BEGIN

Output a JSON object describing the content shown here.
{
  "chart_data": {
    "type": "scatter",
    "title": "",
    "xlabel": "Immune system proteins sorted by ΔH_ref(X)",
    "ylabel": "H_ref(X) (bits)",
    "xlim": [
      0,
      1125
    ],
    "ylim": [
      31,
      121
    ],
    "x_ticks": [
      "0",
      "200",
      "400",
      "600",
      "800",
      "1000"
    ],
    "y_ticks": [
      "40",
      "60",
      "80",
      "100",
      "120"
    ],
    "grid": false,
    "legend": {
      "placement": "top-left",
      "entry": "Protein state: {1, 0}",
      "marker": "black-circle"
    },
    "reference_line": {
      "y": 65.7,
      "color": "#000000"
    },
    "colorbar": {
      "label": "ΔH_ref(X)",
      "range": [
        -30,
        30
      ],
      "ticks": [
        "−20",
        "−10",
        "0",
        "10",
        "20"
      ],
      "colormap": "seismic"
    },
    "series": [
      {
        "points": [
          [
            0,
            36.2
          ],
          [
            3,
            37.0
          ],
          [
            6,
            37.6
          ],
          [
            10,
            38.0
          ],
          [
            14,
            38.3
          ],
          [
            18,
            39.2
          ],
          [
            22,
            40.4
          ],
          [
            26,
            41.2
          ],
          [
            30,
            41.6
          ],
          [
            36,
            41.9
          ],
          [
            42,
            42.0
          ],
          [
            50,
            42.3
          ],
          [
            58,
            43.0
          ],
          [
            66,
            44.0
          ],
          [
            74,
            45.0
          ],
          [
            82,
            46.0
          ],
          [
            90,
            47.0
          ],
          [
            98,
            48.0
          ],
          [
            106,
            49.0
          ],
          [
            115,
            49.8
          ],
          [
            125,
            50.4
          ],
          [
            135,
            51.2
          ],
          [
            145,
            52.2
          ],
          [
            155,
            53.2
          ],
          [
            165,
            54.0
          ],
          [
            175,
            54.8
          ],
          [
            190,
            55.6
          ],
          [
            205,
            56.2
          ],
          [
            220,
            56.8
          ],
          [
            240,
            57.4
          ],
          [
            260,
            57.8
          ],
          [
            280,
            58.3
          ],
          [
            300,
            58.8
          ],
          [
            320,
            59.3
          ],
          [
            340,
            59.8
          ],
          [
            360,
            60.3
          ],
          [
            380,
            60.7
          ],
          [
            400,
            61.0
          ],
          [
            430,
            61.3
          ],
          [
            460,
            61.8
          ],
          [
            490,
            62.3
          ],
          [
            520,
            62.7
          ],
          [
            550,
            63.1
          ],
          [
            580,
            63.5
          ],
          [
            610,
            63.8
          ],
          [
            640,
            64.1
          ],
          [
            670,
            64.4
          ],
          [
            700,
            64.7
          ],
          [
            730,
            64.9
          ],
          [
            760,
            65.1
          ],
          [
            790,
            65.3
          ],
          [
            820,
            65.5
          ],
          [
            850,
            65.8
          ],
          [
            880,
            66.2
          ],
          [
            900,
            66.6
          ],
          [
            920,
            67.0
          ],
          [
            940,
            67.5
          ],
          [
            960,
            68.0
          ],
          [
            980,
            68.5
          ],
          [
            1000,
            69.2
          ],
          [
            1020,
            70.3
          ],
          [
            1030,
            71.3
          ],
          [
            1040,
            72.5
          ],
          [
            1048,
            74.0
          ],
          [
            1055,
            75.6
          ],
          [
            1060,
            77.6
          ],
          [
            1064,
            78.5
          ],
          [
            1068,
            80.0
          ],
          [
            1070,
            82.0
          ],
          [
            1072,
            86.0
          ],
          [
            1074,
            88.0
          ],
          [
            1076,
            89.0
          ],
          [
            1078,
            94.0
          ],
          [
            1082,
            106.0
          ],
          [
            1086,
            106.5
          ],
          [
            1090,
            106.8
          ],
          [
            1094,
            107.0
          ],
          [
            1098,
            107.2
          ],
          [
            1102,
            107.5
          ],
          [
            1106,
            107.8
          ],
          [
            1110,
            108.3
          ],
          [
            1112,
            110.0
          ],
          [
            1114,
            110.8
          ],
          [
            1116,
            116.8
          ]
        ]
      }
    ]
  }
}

END

• _What is being asked_
Output the whole listing exactly, leaving nothing out.

• _Result of the exercise_
Output a JSON object describing the content shown here.
{
  "chart_data": {
    "type": "scatter",
    "title": "",
    "xlabel": "Immune system proteins sorted by ΔH_ref(X)",
    "ylabel": "H_ref(X) (bits)",
    "xlim": [
      0,
      1125
    ],
    "ylim": [
      31,
      121
    ],
    "x_ticks": [
      "0",
      "200",
      "400",
      "600",
      "800",
      "1000"
    ],
    "y_ticks": [
      "40",
      "60",
      "80",
      "100",
      "120"
    ],
    "grid": false,
    "legend": {
      "placement": "top-left",
      "entry": "Protein state: {1, 0}",
      "marker": "black-circle"
    },
    "reference_line": {
      "y": 65.7,
      "color": "#000000"
    },
    "colorbar": {
      "label": "ΔH_ref(X)",
      "range": [
        -30,
        30
      ],
      "ticks": [
        "−20",
        "−10",
        "0",
        "10",
        "20"
      ],
      "colormap": "seismic"
    },
    "series": [
      {
        "points": [
          [
            0,
            36.2
          ],
          [
            3,
            37.0
          ],
          [
            6,
            37.6
          ],
          [
            10,
            38.0
          ],
          [
            14,
            38.3
          ],
          [
            18,
            39.2
          ],
          [
            22,
            40.4
          ],
          [
            26,
            41.2
          ],
          [
            30,
            41.6
          ],
          [
            36,
            41.9
          ],
          [
            42,
            42.0
          ],
          [
            50,
            42.3
          ],
          [
            58,
            43.0
          ],
          [
            66,
            44.0
          ],
          [
            74,
            45.0
          ],
          [
            82,
            46.0
          ],
          [
            90,
            47.0
          ],
          [
            98,
            48.0
          ],
          [
            106,
            49.0
          ],
          [
            115,
            49.8
          ],
          [
            125,
            50.4
          ],
          [
            135,
            51.2
          ],
          [
            145,
            52.2
          ],
          [
            155,
            53.2
          ],
          [
            165,
            54.0
          ],
          [
            175,
            54.8
          ],
          [
            190,
            55.6
          ],
          [
            205,
            56.2
          ],
          [
            220,
            56.8
          ],
          [
            240,
            57.4
          ],
          [
            260,
            57.8
          ],
          [
            280,
            58.3
          ],
          [
            300,
            58.8
          ],
          [
            320,
            59.3
          ],
          [
            340,
            59.8
          ],
          [
            360,
            60.3
          ],
          [
            380,
            60.7
          ],
          [
            400,
            61.0
          ],
          [
            430,
            61.3
          ],
          [
            460,
            61.8
          ],
          [
            490,
            62.3
          ],
          [
            520,
            62.7
          ],
          [
            550,
            63.1
          ],
          [
            580,
            63.5
          ],
          [
            610,
            63.8
          ],
          [
            640,
            64.1
          ],
          [
            670,
            64.4
          ],
          [
            700,
            64.7
          ],
          [
            730,
            64.9
          ],
          [
            760,
            65.1
          ],
          [
            790,
            65.3
          ],
          [
            820,
            65.5
          ],
          [
            850,
            65.8
          ],
          [
            880,
            66.2
          ],
          [
            900,
            66.6
          ],
          [
            920,
            67.0
          ],
          [
            940,
            67.5
          ],
          [
            960,
            68.0
          ],
          [
            980,
            68.5
          ],
          [
            1000,
            69.2
          ],
          [
            1020,
            70.3
          ],
          [
            1030,
            71.3
          ],
          [
            1040,
            72.5
          ],
          [
            1048,
            74.0
          ],
          [
            1055,
            75.6
          ],
          [
            1060,
            77.6
          ],
          [
            1064,
            78.5
          ],
          [
            1068,
            80.0
          ],
          [
            1070,
            82.0
          ],
          [
            1072,
            86.0
          ],
          [
            1074,
            88.0
          ],
          [
            1076,
            89.0
          ],
          [
            1078,
            94.0
          ],
          [
            1082,
            106.0
          ],
          [
            1086,
            106.5
          ],
          [
            1090,
            106.8
          ],
          [
            1094,
            107.0
          ],
          [
            1098,
            107.2
          ],
          [
            1102,
            107.5
          ],
          [
            1106,
            107.8
          ],
          [
            1110,
            108.3
          ],
          [
            1112,
            110.0
          ],
          [
            1114,
            110.8
          ],
          [
            1116,
            116.8
          ]
        ]
      }
    ]
  }
}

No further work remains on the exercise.